- **Work required**
Gather from the listing below each line that includes the word "background", and copy it.

- **Data supplied**
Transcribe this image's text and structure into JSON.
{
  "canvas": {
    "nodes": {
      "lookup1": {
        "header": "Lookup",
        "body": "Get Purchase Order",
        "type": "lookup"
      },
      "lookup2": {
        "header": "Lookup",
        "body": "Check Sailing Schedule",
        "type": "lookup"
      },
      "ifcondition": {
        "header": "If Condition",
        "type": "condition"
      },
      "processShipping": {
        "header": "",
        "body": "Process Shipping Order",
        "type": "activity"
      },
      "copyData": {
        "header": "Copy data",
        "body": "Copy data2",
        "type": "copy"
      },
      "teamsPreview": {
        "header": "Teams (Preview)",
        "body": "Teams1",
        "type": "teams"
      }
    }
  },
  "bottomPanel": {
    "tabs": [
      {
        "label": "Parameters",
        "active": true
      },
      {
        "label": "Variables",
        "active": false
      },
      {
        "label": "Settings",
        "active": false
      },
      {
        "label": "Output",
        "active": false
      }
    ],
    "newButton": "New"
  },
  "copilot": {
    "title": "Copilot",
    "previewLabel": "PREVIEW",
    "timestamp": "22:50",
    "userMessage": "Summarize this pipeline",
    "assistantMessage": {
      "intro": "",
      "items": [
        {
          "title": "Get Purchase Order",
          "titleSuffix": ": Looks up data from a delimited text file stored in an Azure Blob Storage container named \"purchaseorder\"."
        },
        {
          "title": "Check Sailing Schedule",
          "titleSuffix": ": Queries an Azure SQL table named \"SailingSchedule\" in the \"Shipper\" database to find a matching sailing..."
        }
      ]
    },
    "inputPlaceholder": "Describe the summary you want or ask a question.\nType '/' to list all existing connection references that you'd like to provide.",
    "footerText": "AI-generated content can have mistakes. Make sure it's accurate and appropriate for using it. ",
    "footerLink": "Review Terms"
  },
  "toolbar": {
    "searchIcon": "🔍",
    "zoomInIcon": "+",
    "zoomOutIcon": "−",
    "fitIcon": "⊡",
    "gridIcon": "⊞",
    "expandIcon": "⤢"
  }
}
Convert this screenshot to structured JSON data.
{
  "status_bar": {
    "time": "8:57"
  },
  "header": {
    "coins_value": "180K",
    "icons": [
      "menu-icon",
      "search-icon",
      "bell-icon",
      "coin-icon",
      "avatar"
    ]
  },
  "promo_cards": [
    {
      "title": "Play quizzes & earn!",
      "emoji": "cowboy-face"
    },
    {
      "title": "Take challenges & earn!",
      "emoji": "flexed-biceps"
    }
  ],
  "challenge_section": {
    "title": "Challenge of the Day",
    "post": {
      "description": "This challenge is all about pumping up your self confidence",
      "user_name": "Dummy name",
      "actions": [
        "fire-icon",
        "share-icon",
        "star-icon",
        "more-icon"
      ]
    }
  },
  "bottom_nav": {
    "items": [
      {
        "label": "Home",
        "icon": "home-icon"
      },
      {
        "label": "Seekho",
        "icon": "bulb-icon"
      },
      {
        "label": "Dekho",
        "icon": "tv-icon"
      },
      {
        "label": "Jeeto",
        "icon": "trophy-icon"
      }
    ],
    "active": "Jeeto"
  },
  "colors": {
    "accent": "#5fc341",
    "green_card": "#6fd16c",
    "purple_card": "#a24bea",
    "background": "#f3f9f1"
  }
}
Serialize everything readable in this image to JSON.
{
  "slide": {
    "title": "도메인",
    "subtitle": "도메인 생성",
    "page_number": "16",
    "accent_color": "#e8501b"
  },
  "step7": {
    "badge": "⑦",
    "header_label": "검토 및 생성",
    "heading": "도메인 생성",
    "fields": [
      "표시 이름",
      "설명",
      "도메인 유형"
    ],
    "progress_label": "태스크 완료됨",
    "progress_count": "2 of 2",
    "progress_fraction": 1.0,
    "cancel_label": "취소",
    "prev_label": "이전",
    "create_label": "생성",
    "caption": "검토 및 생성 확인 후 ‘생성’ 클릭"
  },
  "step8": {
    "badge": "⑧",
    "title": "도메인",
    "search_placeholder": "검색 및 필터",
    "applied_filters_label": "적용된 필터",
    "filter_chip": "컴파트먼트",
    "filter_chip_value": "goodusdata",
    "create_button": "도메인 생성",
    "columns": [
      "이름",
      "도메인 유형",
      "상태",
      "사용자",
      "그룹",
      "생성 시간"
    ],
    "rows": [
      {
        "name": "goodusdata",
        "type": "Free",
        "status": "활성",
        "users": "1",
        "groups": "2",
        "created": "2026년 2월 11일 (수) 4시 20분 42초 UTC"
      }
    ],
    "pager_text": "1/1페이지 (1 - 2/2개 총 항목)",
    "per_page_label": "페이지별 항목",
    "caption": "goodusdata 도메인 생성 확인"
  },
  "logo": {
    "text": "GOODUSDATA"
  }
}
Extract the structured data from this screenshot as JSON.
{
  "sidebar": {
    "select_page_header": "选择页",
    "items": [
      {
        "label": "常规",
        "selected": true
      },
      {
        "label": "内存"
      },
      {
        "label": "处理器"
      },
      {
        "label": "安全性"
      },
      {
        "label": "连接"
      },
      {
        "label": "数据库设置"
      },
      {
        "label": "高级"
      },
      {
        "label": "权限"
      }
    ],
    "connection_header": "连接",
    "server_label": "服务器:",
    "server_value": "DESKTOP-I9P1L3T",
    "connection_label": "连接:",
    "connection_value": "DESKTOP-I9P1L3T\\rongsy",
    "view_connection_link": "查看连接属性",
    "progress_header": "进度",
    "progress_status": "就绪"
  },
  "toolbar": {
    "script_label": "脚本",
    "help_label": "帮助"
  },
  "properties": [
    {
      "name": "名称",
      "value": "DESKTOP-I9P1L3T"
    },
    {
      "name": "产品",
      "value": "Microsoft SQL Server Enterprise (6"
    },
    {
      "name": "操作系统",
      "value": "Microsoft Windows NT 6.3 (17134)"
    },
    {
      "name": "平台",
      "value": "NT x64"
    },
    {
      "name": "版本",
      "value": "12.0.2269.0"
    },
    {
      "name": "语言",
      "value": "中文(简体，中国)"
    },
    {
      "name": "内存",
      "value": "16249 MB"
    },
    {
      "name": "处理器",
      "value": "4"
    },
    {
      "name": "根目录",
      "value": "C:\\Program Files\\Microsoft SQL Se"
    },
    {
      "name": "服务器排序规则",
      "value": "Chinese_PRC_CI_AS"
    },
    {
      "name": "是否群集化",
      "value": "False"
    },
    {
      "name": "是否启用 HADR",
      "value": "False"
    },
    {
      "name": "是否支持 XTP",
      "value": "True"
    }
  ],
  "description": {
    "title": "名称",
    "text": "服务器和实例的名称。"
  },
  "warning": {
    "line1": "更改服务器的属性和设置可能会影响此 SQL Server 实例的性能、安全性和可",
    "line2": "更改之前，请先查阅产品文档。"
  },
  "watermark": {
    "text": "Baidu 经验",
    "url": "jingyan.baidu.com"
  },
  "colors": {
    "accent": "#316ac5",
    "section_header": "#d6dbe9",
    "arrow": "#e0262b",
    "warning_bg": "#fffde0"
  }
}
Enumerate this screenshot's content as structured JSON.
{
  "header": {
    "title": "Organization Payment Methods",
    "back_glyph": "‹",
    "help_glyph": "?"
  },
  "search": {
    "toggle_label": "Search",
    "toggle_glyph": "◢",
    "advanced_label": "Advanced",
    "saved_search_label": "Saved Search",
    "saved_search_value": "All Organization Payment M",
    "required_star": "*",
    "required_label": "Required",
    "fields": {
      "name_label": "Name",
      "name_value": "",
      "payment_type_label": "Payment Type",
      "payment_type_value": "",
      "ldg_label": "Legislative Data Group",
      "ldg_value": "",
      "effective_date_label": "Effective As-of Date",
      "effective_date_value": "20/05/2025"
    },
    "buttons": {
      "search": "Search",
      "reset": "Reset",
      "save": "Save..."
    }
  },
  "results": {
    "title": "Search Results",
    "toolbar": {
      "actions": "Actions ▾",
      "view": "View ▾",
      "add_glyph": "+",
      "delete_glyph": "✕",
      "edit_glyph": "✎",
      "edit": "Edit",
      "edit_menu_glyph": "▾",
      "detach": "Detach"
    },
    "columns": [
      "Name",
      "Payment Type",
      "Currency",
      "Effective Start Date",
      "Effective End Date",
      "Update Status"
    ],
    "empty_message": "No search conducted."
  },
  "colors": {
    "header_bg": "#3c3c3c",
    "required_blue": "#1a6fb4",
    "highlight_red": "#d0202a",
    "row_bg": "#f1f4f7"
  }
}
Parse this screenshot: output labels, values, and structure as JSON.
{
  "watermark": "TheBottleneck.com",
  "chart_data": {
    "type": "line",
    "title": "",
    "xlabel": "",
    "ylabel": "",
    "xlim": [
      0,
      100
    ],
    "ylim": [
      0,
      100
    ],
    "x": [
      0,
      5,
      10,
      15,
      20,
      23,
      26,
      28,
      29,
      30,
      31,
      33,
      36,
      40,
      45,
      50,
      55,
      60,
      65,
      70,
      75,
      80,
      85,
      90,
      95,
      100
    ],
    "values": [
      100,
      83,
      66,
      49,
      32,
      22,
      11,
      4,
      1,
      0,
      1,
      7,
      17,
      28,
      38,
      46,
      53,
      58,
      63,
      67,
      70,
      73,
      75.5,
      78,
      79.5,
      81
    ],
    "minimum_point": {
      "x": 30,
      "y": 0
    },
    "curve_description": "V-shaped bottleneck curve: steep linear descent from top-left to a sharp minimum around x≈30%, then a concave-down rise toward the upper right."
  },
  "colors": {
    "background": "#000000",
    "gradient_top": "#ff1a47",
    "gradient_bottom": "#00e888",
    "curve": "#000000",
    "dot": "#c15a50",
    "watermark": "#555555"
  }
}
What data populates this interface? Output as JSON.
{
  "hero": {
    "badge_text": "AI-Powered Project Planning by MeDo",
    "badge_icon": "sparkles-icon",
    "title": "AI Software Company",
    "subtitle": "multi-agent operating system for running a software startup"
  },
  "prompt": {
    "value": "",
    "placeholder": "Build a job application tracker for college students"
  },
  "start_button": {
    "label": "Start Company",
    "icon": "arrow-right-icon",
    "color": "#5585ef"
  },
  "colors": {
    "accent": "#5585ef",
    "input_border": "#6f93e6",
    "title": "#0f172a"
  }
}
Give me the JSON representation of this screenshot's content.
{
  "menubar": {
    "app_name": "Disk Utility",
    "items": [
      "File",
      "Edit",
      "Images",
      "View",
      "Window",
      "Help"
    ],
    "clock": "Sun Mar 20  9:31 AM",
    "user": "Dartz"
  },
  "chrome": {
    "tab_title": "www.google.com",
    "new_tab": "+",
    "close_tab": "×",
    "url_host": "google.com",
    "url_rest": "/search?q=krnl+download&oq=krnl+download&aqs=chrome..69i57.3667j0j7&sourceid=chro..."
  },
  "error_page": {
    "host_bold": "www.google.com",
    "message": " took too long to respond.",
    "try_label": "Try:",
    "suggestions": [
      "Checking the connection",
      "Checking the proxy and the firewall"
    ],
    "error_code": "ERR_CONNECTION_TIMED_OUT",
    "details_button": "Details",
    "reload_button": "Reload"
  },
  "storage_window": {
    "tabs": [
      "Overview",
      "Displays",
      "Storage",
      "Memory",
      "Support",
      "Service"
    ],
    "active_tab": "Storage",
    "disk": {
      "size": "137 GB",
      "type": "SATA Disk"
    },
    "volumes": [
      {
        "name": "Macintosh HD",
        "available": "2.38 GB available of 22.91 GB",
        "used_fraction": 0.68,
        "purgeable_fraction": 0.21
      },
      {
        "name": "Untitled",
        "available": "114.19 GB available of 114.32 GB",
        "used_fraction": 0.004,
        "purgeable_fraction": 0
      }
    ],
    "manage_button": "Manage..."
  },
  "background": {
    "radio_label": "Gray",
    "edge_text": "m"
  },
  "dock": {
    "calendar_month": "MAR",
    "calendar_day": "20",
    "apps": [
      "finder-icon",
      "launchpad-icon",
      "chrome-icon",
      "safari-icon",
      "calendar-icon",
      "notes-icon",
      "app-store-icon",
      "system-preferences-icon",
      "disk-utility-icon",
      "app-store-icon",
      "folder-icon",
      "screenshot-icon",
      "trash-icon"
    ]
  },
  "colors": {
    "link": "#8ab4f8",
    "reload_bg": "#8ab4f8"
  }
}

- **Exercise solution**
    "background": "#f3f9f1"
    "background": "#000000",
  "background": {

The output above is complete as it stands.